- [LISTED RECORDS]:

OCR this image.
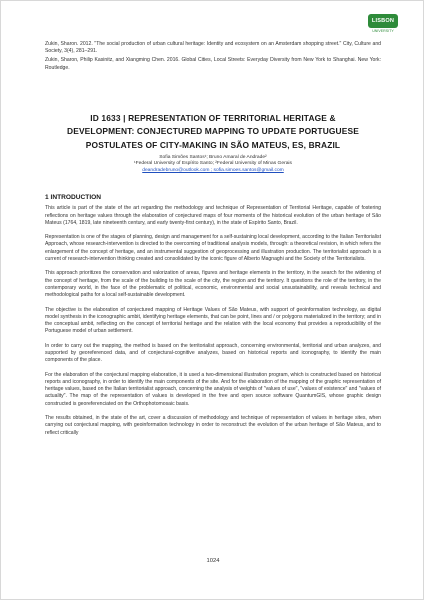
LISBON
UNIVERSITY

Zukin, Sharon. 2012. "The social production of urban cultural heritage: Identity and ecosystem on an Amsterdam shopping street." City, Culture and Society, 3(4), 281–291.

Zukin, Sharon, Philip Kasinitz, and Xiangming Chen. 2016. Global Cities, Local Streets: Everyday Diversity from New York to Shanghai. New York: Routledge.

ID 1633 | REPRESENTATION OF TERRITORIAL HERITAGE &
DEVELOPMENT: CONJECTURED MAPPING TO UPDATE PORTUGUESE
POSTULATES OF CITY-MAKING IN SÃO MATEUS, ES, BRAZIL
Sofia Simões Santos¹; Bruno Amaral de Andrade²
¹Federal University of Espírito Santo; ²Federal University of Minas Gerais
deandradebruno@outlook.com ; sofia.simoes.santos@gmail.com
1 INTRODUCTION

This article is part of the state of the art regarding the methodology and technique of Representation of Territorial Heritage, capable of fostering reflections on heritage values through the elaboration of conjectured maps of four moments of the historical evolution of the urban heritage of São Mateus (1764, 1819, late nineteenth century, and early twenty-first century), in the state of Espírito Santo, Brazil.

Representation is one of the stages of planning, design and management for a self-sustaining local development, according to the Italian Territorialist Approach, whose research-intervention is directed to the overcoming of traditional analysis models, through: a theoretical revision, in which refers the enlargement of the concept of heritage, and an instrumental suggestion of geoprocessing and illustration production. The territorialist approach is a current of research-intervention thinking created and consolidated by the iconic figure of Alberto Magnaghi and the Society of the Territorialists.

This approach prioritizes the conservation and valorization of areas, figures and heritage elements in the territory, in the search for the widening of the concept of heritage, from the scale of the building to the scale of the city, the region and the territory. It questions the role of the territory, in the contemporary world, in the face of the problematic of political, economic, environmental and social unsustainability, and reveals technical and methodological paths for a local self-sustainable development.

The objective is the elaboration of conjectured mapping of Heritage Values of São Mateus, with support of geoinformation technology, as digital model synthesis in the iconographic ambit, identifying heritage elements, that can be point, lines and / or polygons materialized in the territory; and in the conceptual ambit, reflecting on the concept of territorial heritage and the relation with the local economy that provides a reproducibility of the Portuguese model of urban settlement.

In order to carry out the mapping, the method is based on the territorialist approach, concerning environmental, territorial and urban analyzes, and supported by georeferenced data, and of conjectural-cognitive analyzes, based on historical reports and iconography, to identify the main components of the place.

For the elaboration of the conjectural mapping elaboration, it is used a two-dimensional illustration program, which is constructed based on historical reports and iconography, in order to identify the main components of the site. And for the elaboration of the mapping of the graphic representation of heritage values, based on the Italian territorialist approach, concerning the analysis of weights of "values of use", "values of existence" and "values of actuality". The map of the representation of values is developed in the free and open source software QuantumGIS, whose graphic design constructed is georeferenciated on the Orthophotomosaic basis.

The results obtained, in the state of the art, cover a discussion of methodology and technique of representation of values in heritage sites, when carrying out conjectural mapping, with geoinformation technology in order to reconstruct the evolution of the urban heritage of São Mateus, and to reflect critically

1024
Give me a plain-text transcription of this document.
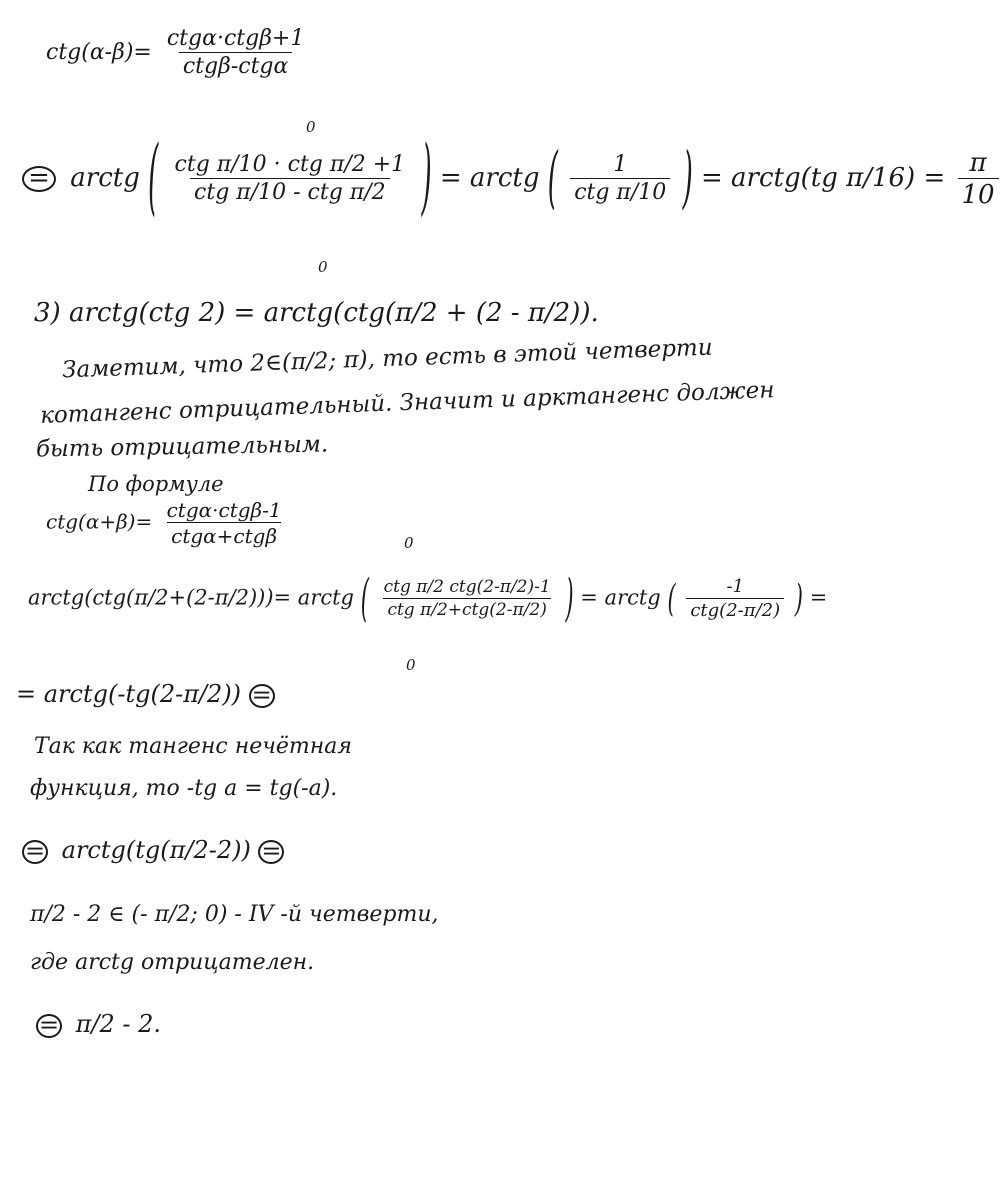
$ctg(\alpha-\beta)= \frac{\text{ctgα·ctgβ+1}}{\text{ctgβ-ctgα}}$
= arctg ( $\frac{\text{ctg π/10 · ctg π/2 +1}}{\text{ctg π/10 - ctg π/2}}$ ) = arctg ( $\frac{1}{\text{ctg π/10}}$ ) = arctg(tg $\pi/16) = \frac{\pi}{10}$
0
0
3) arctg(ctg 2) = arctg(ctg(π/2 + (2 - π/2)).
Заметим, что 2∈(π/2; π), то есть в этой четверти
котангенс отрицательный. Значит и арктангенс должен
быть отрицательным.
По формуле
$ctg(\alpha+\beta)= \frac{\text{ctgα·ctgβ-1}}{\text{ctgα+ctgβ}}$
arctg(ctg(π/2+(2-π/2)))= arctg ( $\frac{\text{ctg π/2 ctg(2-π/2)-1}}{\text{ctg π/2+ctg(2-π/2)}}$ ) = arctg ( $\frac{-1}{\text{ctg(2-π/2)}}$ ) =
0
0
= arctg(-tg(2-π/2)) =
Так как тангенс нечётная
функция, то -tg a = tg(-a).
= arctg(tg(π/2-2)) =
π/2 - 2 ∈ (- π/2; 0) - IV -й четверти,
где arctg отрицателен.
= π/2 - 2.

- [DIRECTION]:
Quote each record exactly as it stands, minus the pictures.

- [TASK ANSWER]:
OCR this image.
LISBON
UNIVERSITY

Zukin, Sharon. 2012. "The social production of urban cultural heritage: Identity and ecosystem on an Amsterdam shopping street." City, Culture and Society, 3(4), 281–291.

Zukin, Sharon, Philip Kasinitz, and Xiangming Chen. 2016. Global Cities, Local Streets: Everyday Diversity from New York to Shanghai. New York: Routledge.

ID 1633 | REPRESENTATION OF TERRITORIAL HERITAGE &
DEVELOPMENT: CONJECTURED MAPPING TO UPDATE PORTUGUESE
POSTULATES OF CITY-MAKING IN SÃO MATEUS, ES, BRAZIL
Sofia Simões Santos¹; Bruno Amaral de Andrade²
¹Federal University of Espírito Santo; ²Federal University of Minas Gerais
deandradebruno@outlook.com ; sofia.simoes.santos@gmail.com
1 INTRODUCTION

This article is part of the state of the art regarding the methodology and technique of Representation of Territorial Heritage, capable of fostering reflections on heritage values through the elaboration of conjectured maps of four moments of the historical evolution of the urban heritage of São Mateus (1764, 1819, late nineteenth century, and early twenty-first century), in the state of Espírito Santo, Brazil.

Representation is one of the stages of planning, design and management for a self-sustaining local development, according to the Italian Territorialist Approach, whose research-intervention is directed to the overcoming of traditional analysis models, through: a theoretical revision, in which refers the enlargement of the concept of heritage, and an instrumental suggestion of geoprocessing and illustration production. The territorialist approach is a current of research-intervention thinking created and consolidated by the iconic figure of Alberto Magnaghi and the Society of the Territorialists.

This approach prioritizes the conservation and valorization of areas, figures and heritage elements in the territory, in the search for the widening of the concept of heritage, from the scale of the building to the scale of the city, the region and the territory. It questions the role of the territory, in the contemporary world, in the face of the problematic of political, economic, environmental and social unsustainability, and reveals technical and methodological paths for a local self-sustainable development.

The objective is the elaboration of conjectured mapping of Heritage Values of São Mateus, with support of geoinformation technology, as digital model synthesis in the iconographic ambit, identifying heritage elements, that can be point, lines and / or polygons materialized in the territory; and in the conceptual ambit, reflecting on the concept of territorial heritage and the relation with the local economy that provides a reproducibility of the Portuguese model of urban settlement.

In order to carry out the mapping, the method is based on the territorialist approach, concerning environmental, territorial and urban analyzes, and supported by georeferenced data, and of conjectural-cognitive analyzes, based on historical reports and iconography, to identify the main components of the place.

For the elaboration of the conjectural mapping elaboration, it is used a two-dimensional illustration program, which is constructed based on historical reports and iconography, in order to identify the main components of the site. And for the elaboration of the mapping of the graphic representation of heritage values, based on the Italian territorialist approach, concerning the analysis of weights of "values of use", "values of existence" and "values of actuality". The map of the representation of values is developed in the free and open source software QuantumGIS, whose graphic design constructed is georeferenciated on the Orthophotomosaic basis.

The results obtained, in the state of the art, cover a discussion of methodology and technique of representation of values in heritage sites, when carrying out conjectural mapping, with geoinformation technology in order to reconstruct the evolution of the urban heritage of São Mateus, and to reflect critically

1024
Give me a plain-text transcription of this document.
$ctg(\alpha-\beta)= \frac{\text{ctgα·ctgβ+1}}{\text{ctgβ-ctgα}}$
= arctg ( $\frac{\text{ctg π/10 · ctg π/2 +1}}{\text{ctg π/10 - ctg π/2}}$ ) = arctg ( $\frac{1}{\text{ctg π/10}}$ ) = arctg(tg $\pi/16) = \frac{\pi}{10}$
0
0
3) arctg(ctg 2) = arctg(ctg(π/2 + (2 - π/2)).
Заметим, что 2∈(π/2; π), то есть в этой четверти
котангенс отрицательный. Значит и арктангенс должен
быть отрицательным.
По формуле
$ctg(\alpha+\beta)= \frac{\text{ctgα·ctgβ-1}}{\text{ctgα+ctgβ}}$
arctg(ctg(π/2+(2-π/2)))= arctg ( $\frac{\text{ctg π/2 ctg(2-π/2)-1}}{\text{ctg π/2+ctg(2-π/2)}}$ ) = arctg ( $\frac{-1}{\text{ctg(2-π/2)}}$ ) =
0
0
= arctg(-tg(2-π/2)) =
Так как тангенс нечётная
функция, то -tg a = tg(-a).
= arctg(tg(π/2-2)) =
π/2 - 2 ∈ (- π/2; 0) - IV -й четверти,
где arctg отрицателен.
= π/2 - 2.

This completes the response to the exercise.